> _Given data_:
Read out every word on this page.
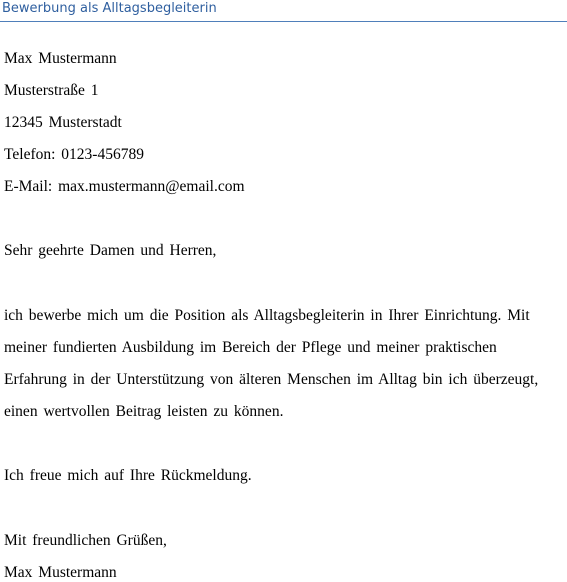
Bewerbung als Alltagsbegleiterin
Max Mustermann
Musterstraße 1
12345 Musterstadt
Telefon: 0123-456789
E-Mail: max.mustermann@email.com
Sehr geehrte Damen und Herren,
ich bewerbe mich um die Position als Alltagsbegleiterin in Ihrer Einrichtung. Mit
meiner fundierten Ausbildung im Bereich der Pflege und meiner praktischen
Erfahrung in der Unterstützung von älteren Menschen im Alltag bin ich überzeugt,
einen wertvollen Beitrag leisten zu können.
Ich freue mich auf Ihre Rückmeldung.
Mit freundlichen Grüßen,
Max Mustermann
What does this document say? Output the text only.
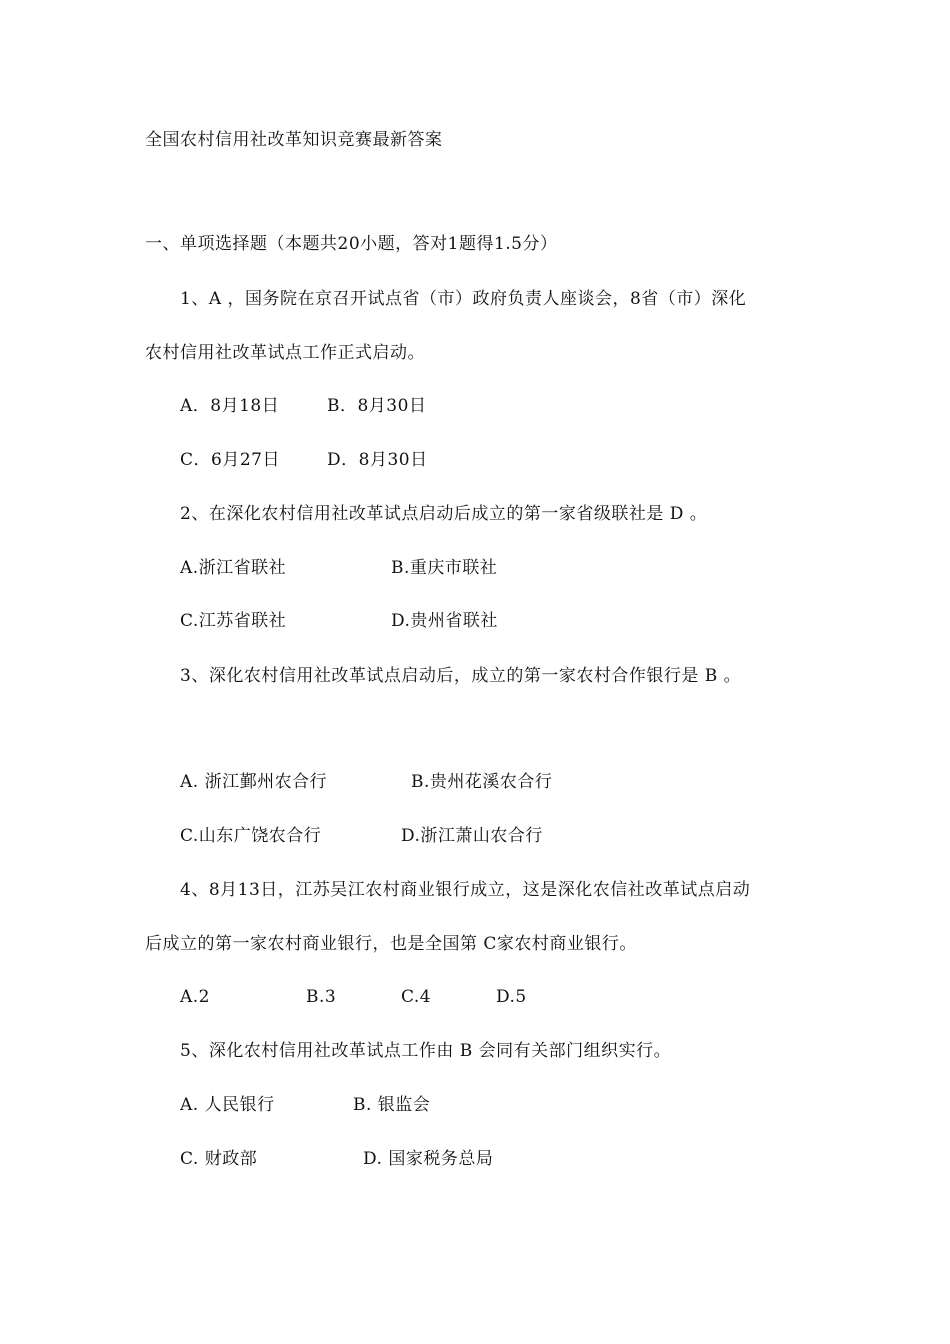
全国农村信用社改革知识竞赛最新答案
一、单项选择题（本题共20小题，答对1题得1.5分）
1、A ，国务院在京召开试点省（市）政府负责人座谈会，8省（市）深化
农村信用社改革试点工作正式启动。
A．8月18日	B．8月30日
C．6月27日	D．8月30日
2、在深化农村信用社改革试点启动后成立的第一家省级联社是 D 。
A.浙江省联社	B.重庆市联社
C.江苏省联社	D.贵州省联社
3、深化农村信用社改革试点启动后，成立的第一家农村合作银行是 B 。
A. 浙江鄞州农合行	B.贵州花溪农合行
C.山东广饶农合行	D.浙江萧山农合行
4、8月13日，江苏吴江农村商业银行成立，这是深化农信社改革试点启动
后成立的第一家农村商业银行，也是全国第 C家农村商业银行。
A.2	B.3	C.4	D.5
5、深化农村信用社改革试点工作由 B 会同有关部门组织实行。
A. 人民银行	B. 银监会
C. 财政部	D. 国家税务总局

> _Set problem_: Write the records out again in full, exactly, and skip every picture.

> _Answer to the exercise_:
Read out every word on this page.
Bewerbung als Alltagsbegleiterin
Max Mustermann
Musterstraße 1
12345 Musterstadt
Telefon: 0123-456789
E-Mail: max.mustermann@email.com
Sehr geehrte Damen und Herren,
ich bewerbe mich um die Position als Alltagsbegleiterin in Ihrer Einrichtung. Mit
meiner fundierten Ausbildung im Bereich der Pflege und meiner praktischen
Erfahrung in der Unterstützung von älteren Menschen im Alltag bin ich überzeugt,
einen wertvollen Beitrag leisten zu können.
Ich freue mich auf Ihre Rückmeldung.
Mit freundlichen Grüßen,
Max Mustermann
What does this document say? Output the text only.
全国农村信用社改革知识竞赛最新答案
一、单项选择题（本题共20小题，答对1题得1.5分）
1、A ，国务院在京召开试点省（市）政府负责人座谈会，8省（市）深化
农村信用社改革试点工作正式启动。
A．8月18日	B．8月30日
C．6月27日	D．8月30日
2、在深化农村信用社改革试点启动后成立的第一家省级联社是 D 。
A.浙江省联社	B.重庆市联社
C.江苏省联社	D.贵州省联社
3、深化农村信用社改革试点启动后，成立的第一家农村合作银行是 B 。
A. 浙江鄞州农合行	B.贵州花溪农合行
C.山东广饶农合行	D.浙江萧山农合行
4、8月13日，江苏吴江农村商业银行成立，这是深化农信社改革试点启动
后成立的第一家农村商业银行，也是全国第 C家农村商业银行。
A.2	B.3	C.4	D.5
5、深化农村信用社改革试点工作由 B 会同有关部门组织实行。
A. 人民银行	B. 银监会
C. 财政部	D. 国家税务总局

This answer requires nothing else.